»»

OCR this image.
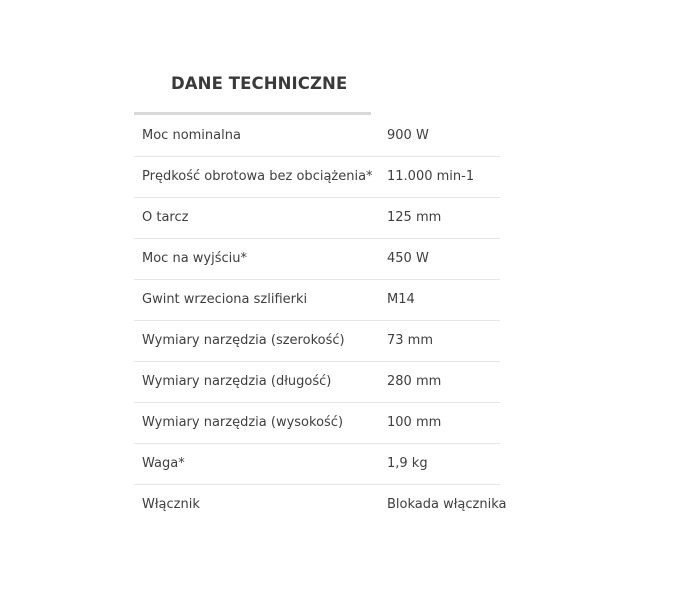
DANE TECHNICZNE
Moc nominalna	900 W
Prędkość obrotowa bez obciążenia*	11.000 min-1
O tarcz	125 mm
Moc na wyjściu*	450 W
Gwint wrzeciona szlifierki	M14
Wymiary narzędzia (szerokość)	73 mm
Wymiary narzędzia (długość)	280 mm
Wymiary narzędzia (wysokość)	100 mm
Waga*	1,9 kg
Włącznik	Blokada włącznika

««
»»

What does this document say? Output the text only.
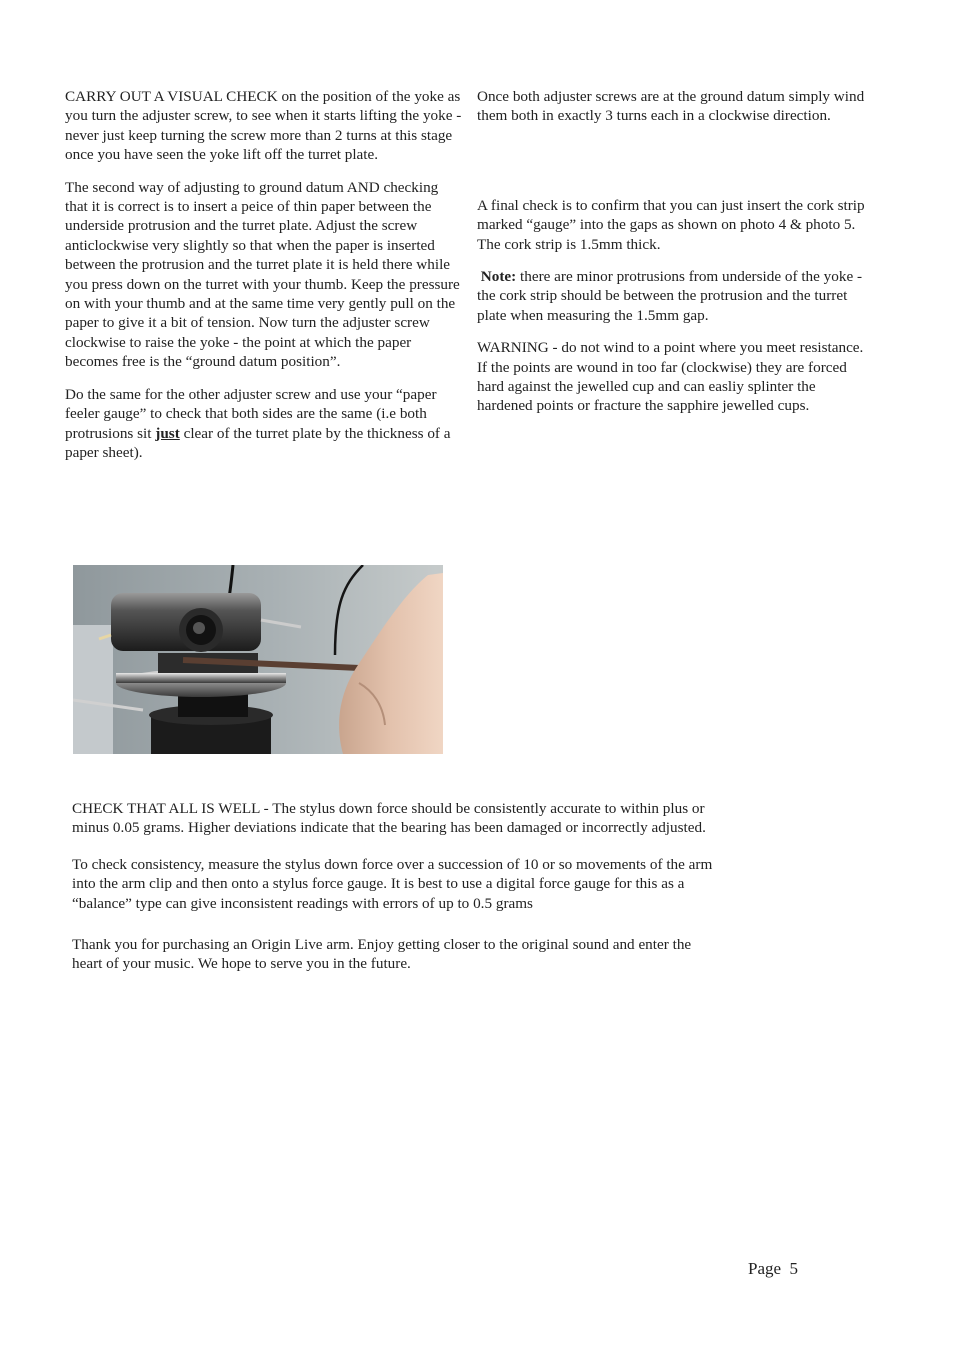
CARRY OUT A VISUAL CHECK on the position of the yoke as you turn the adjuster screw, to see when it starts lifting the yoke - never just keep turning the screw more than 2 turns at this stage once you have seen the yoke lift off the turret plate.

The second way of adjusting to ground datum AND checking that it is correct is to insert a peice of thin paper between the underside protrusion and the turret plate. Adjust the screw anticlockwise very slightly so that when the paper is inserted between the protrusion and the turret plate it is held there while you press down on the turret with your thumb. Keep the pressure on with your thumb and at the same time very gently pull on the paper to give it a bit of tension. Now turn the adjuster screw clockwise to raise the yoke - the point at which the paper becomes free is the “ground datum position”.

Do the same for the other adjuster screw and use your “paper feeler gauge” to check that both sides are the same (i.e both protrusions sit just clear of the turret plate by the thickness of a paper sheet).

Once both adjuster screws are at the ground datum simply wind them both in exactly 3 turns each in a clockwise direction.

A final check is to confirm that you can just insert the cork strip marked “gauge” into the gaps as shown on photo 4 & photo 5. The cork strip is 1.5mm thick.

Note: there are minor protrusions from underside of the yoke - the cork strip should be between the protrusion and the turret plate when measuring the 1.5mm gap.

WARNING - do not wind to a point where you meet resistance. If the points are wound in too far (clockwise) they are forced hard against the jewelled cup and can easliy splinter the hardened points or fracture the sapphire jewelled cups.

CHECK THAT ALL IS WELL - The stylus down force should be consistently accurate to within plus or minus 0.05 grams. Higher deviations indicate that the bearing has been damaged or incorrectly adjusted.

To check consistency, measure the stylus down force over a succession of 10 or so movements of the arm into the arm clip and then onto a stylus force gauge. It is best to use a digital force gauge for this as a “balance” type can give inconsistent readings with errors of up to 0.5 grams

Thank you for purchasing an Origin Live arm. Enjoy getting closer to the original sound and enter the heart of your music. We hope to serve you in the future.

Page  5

««

Report each line of the material above where the word "turns" appears.

CARRY OUT A VISUAL CHECK on the position of the yoke as you turn the adjuster screw, to see when it starts lifting the yoke - never just keep turning the screw more than 2 turns at this stage once you have seen the yoke lift off the turret plate.
Once both adjuster screws are at the ground datum simply wind them both in exactly 3 turns each in a clockwise direction.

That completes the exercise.